#### PROBLEM
The data below must be copied in full and without any change.

#### DATASET

+++

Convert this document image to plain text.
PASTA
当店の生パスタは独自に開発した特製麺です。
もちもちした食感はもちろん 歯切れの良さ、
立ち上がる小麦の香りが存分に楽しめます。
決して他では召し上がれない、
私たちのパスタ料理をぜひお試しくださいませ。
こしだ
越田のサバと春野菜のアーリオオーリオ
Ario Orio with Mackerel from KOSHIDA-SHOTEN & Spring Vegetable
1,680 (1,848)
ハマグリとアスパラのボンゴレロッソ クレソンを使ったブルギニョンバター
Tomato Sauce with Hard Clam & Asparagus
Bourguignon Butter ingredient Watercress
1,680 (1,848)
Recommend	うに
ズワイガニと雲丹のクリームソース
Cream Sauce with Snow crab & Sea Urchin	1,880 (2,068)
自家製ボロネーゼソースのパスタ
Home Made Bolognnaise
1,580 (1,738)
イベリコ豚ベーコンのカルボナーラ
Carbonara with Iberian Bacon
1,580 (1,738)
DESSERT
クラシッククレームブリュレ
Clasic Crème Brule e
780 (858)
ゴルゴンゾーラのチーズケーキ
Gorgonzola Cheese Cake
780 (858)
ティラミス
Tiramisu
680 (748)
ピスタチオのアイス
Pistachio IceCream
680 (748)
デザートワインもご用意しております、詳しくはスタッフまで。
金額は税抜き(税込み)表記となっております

+++

#### REPLY
Convert this document image to plain text.
PASTA
当店の生パスタは独自に開発した特製麺です。
もちもちした食感はもちろん 歯切れの良さ、
立ち上がる小麦の香りが存分に楽しめます。
決して他では召し上がれない、
私たちのパスタ料理をぜひお試しくださいませ。
こしだ
越田のサバと春野菜のアーリオオーリオ
Ario Orio with Mackerel from KOSHIDA-SHOTEN & Spring Vegetable
1,680 (1,848)
ハマグリとアスパラのボンゴレロッソ クレソンを使ったブルギニョンバター
Tomato Sauce with Hard Clam & Asparagus
Bourguignon Butter ingredient Watercress
1,680 (1,848)
Recommend	うに
ズワイガニと雲丹のクリームソース
Cream Sauce with Snow crab & Sea Urchin	1,880 (2,068)
自家製ボロネーゼソースのパスタ
Home Made Bolognnaise
1,580 (1,738)
イベリコ豚ベーコンのカルボナーラ
Carbonara with Iberian Bacon
1,580 (1,738)
DESSERT
クラシッククレームブリュレ
Clasic Crème Brule e
780 (858)
ゴルゴンゾーラのチーズケーキ
Gorgonzola Cheese Cake
780 (858)
ティラミス
Tiramisu
680 (748)
ピスタチオのアイス
Pistachio IceCream
680 (748)
デザートワインもご用意しております、詳しくはスタッフまで。
金額は税抜き(税込み)表記となっております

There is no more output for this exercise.